**Dataset rows about figures:**

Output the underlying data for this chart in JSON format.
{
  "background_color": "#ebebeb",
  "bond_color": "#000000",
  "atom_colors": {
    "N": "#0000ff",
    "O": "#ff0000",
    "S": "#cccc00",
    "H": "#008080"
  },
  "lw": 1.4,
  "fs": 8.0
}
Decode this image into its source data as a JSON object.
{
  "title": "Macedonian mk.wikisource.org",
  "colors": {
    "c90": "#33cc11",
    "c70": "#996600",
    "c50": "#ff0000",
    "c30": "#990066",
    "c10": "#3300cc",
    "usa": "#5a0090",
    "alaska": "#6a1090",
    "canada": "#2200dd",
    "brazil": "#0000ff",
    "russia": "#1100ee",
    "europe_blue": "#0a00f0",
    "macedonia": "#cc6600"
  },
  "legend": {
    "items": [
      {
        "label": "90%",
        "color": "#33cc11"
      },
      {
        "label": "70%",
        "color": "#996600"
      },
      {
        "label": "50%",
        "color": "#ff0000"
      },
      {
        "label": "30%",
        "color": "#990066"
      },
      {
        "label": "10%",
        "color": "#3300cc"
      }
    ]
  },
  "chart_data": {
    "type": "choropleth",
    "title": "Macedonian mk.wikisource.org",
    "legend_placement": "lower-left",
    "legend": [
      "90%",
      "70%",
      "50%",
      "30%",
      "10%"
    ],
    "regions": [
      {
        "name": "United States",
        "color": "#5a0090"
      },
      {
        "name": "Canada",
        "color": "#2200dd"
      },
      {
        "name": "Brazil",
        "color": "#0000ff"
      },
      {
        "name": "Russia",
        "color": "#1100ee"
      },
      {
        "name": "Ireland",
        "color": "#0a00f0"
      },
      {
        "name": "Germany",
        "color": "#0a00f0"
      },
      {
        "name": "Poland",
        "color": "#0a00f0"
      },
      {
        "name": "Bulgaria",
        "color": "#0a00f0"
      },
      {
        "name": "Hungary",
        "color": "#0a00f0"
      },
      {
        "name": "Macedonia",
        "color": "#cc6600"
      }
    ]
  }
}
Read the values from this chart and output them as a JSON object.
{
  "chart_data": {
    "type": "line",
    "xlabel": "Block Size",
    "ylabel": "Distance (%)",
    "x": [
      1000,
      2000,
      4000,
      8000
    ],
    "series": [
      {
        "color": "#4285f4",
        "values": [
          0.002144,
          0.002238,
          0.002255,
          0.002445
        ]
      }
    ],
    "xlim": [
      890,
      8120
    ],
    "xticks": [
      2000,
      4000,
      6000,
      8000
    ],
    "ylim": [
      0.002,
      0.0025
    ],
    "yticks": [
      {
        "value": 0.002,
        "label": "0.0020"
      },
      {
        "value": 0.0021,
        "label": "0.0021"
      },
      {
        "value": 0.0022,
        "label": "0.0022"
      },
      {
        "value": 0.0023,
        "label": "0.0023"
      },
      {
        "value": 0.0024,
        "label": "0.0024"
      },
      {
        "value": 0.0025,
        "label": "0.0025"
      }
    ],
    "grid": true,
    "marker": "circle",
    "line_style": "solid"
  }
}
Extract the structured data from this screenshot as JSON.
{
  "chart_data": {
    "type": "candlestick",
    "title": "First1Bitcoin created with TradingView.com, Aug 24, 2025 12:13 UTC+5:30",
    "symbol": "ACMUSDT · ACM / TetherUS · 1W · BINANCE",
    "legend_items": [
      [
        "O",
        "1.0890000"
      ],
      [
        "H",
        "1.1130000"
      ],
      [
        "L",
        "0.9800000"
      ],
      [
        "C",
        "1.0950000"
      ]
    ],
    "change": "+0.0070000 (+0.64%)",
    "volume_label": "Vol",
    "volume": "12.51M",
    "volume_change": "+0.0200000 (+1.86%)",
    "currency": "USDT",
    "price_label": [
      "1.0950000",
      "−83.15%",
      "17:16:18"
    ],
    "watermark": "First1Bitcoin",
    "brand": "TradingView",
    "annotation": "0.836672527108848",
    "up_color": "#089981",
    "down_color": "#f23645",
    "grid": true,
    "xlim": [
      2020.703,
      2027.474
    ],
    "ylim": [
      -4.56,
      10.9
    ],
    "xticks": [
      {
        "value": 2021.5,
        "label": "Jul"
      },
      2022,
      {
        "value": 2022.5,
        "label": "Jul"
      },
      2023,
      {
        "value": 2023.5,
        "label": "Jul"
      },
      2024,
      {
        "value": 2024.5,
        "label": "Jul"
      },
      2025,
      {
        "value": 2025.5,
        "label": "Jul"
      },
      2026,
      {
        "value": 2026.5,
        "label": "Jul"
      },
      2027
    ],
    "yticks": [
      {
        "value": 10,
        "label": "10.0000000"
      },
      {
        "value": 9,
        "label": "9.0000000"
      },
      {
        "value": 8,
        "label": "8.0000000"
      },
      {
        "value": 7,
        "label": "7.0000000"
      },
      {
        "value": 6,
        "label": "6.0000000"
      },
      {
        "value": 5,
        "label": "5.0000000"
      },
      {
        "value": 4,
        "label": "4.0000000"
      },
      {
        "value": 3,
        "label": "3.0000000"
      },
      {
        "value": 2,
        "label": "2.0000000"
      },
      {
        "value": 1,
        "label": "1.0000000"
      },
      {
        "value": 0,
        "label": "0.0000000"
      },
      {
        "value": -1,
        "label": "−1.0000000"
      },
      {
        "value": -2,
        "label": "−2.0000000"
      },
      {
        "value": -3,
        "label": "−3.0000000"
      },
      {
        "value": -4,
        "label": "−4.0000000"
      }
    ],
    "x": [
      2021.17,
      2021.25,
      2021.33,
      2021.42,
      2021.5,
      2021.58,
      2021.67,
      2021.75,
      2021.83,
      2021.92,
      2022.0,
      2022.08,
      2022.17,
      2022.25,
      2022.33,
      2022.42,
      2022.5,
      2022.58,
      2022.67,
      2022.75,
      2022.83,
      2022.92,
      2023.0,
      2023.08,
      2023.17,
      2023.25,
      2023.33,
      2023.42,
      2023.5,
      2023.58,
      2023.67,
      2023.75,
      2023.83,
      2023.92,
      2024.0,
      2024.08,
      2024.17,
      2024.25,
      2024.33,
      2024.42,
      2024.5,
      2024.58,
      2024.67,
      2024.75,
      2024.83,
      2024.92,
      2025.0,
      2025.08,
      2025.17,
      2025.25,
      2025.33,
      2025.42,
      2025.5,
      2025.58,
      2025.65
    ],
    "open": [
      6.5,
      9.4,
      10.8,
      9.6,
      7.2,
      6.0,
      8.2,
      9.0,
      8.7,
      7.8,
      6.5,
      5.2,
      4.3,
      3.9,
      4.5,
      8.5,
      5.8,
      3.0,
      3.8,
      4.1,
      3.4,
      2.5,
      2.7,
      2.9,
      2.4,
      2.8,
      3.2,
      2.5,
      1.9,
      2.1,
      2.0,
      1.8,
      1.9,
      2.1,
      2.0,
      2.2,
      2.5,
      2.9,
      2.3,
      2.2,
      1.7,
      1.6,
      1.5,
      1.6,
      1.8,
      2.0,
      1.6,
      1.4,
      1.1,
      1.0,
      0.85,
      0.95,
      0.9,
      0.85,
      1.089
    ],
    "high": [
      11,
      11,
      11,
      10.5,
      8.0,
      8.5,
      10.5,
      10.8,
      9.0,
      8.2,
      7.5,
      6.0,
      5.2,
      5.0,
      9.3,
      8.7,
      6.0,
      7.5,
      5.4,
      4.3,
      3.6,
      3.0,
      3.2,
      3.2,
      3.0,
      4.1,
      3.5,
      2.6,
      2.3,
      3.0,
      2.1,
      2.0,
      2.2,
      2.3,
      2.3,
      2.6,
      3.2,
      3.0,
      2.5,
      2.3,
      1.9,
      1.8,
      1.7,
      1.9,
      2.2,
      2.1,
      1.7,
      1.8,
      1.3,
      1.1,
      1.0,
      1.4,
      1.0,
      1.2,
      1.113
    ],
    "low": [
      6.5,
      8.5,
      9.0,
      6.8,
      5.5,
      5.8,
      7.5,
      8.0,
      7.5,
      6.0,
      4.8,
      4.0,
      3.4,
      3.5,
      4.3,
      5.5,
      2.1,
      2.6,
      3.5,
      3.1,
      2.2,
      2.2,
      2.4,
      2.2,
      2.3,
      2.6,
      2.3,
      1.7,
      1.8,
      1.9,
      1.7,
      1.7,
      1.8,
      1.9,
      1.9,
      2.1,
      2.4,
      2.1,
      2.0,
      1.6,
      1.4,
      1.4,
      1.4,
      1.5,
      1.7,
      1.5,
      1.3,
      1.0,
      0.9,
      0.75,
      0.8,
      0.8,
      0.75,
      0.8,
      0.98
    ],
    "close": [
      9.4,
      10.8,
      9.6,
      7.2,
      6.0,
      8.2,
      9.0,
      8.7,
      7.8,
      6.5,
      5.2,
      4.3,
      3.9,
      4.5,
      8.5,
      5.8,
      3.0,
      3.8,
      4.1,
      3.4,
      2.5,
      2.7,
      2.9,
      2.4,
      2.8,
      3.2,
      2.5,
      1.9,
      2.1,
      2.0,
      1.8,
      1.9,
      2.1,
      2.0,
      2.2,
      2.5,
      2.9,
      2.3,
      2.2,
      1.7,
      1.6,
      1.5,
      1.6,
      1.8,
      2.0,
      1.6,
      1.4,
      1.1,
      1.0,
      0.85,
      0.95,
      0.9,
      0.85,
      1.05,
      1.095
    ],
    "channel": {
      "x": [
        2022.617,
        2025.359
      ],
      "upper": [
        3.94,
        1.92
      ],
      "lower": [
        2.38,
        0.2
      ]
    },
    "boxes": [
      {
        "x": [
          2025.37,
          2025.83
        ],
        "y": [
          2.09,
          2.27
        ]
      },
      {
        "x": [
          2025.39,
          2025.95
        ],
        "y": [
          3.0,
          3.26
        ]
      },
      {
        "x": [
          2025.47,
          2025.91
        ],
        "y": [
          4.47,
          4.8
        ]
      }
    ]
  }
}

**PROBLEM STATEMENT:**
Tell how many lines of the data above hold the string "name". Give only the number.

**SOLVED PROBLEM:**
10